Stated exercise: Keep only the lines where "color" appears.
-- Start --
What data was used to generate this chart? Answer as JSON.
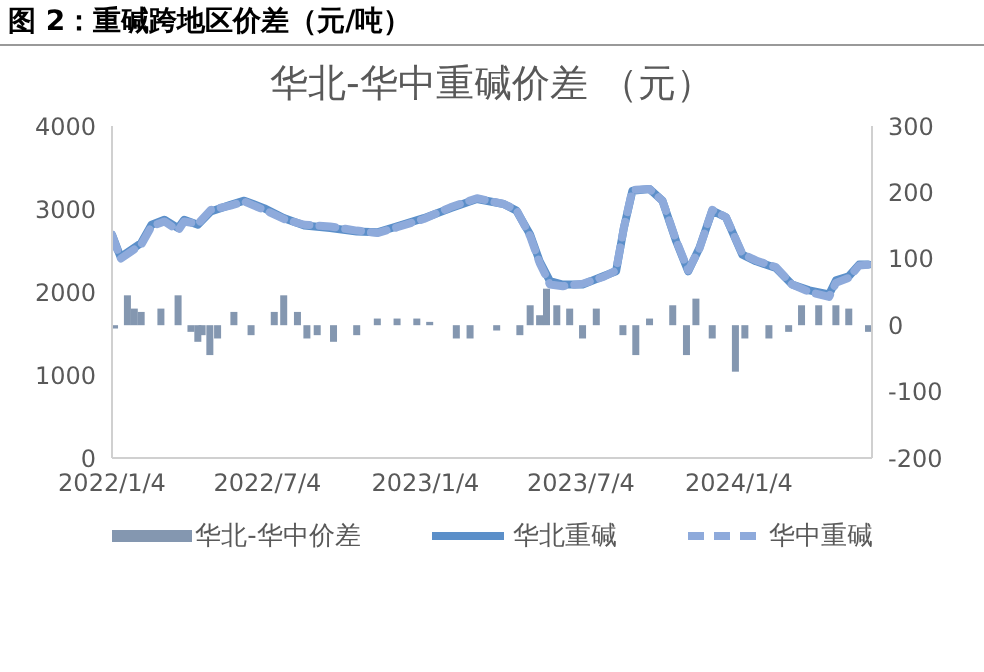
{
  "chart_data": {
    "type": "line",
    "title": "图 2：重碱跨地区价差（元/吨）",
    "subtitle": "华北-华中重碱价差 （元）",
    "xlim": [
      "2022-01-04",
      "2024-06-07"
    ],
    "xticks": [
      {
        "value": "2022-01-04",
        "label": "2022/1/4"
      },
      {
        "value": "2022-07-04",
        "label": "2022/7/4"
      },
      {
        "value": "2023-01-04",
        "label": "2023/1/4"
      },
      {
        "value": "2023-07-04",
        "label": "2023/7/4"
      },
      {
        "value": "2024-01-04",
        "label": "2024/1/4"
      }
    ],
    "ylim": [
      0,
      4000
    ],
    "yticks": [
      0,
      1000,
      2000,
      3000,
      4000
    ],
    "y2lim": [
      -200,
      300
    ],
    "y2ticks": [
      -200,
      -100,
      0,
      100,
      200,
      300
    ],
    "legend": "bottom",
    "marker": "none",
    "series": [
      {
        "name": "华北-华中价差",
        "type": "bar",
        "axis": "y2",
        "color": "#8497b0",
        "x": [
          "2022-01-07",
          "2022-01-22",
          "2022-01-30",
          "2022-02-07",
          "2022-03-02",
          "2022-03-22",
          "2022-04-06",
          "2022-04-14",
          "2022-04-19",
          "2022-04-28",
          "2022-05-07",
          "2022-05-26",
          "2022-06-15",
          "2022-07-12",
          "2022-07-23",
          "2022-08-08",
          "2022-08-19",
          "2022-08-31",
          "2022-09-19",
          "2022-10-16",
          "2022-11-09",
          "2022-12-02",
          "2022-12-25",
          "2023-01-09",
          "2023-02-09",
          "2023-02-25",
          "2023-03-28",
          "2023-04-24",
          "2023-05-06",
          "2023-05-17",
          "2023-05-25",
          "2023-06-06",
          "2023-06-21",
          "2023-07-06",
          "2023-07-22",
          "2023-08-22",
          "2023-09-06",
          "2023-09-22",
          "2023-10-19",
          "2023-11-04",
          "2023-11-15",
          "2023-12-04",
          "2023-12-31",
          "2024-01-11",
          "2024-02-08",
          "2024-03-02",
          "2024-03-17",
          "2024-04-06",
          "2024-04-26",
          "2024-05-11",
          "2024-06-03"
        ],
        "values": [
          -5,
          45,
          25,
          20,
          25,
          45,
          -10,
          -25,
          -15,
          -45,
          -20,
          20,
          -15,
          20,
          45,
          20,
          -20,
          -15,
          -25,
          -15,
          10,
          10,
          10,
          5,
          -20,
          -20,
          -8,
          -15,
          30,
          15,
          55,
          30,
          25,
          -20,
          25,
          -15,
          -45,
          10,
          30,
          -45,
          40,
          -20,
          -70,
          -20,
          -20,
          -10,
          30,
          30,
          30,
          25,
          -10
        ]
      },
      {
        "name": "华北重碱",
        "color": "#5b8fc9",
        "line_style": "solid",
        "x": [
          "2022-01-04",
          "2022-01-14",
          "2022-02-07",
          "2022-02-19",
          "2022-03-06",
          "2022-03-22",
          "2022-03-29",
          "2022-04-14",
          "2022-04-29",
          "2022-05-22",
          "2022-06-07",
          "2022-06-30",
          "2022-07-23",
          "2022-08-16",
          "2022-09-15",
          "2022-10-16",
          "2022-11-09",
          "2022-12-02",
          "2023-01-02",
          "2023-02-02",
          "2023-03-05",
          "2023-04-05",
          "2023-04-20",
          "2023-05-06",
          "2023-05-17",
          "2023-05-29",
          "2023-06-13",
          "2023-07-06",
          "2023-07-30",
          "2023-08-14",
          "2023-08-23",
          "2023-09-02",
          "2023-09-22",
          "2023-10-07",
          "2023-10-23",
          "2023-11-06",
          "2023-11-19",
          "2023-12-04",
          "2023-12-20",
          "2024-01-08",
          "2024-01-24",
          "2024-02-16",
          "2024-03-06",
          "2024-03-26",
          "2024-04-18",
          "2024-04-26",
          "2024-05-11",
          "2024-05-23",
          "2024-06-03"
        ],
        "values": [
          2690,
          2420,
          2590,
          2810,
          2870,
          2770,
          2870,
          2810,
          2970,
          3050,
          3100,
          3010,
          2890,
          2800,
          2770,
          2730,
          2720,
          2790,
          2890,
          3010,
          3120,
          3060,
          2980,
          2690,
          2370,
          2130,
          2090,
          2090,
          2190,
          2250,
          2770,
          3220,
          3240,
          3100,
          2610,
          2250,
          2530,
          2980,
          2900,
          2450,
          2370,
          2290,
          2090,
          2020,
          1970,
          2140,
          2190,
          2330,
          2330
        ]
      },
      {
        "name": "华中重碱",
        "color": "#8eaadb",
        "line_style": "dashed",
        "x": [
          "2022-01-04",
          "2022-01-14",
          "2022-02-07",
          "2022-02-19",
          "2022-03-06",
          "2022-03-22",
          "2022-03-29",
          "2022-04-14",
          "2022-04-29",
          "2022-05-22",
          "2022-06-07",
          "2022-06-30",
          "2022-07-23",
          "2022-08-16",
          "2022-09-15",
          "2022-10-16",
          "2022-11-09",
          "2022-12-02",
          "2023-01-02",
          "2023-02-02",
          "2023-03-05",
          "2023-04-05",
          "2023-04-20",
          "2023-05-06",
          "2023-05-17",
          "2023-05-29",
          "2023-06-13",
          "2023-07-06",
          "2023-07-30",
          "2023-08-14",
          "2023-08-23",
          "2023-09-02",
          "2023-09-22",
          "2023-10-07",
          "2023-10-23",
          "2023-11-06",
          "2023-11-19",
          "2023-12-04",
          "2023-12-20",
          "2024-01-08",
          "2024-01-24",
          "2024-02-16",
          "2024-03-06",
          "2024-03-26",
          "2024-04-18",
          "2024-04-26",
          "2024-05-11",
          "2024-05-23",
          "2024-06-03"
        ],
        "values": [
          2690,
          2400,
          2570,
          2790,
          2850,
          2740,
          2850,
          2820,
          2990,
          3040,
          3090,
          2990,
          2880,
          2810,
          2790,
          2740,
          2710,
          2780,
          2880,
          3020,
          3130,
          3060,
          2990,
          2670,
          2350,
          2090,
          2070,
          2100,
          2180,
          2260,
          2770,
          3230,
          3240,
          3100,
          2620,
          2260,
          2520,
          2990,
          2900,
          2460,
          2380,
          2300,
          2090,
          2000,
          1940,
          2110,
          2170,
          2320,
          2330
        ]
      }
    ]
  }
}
-- End --
Problem solution:
        "color": "#8497b0",
        "color": "#5b8fc9",
        "color": "#8eaadb",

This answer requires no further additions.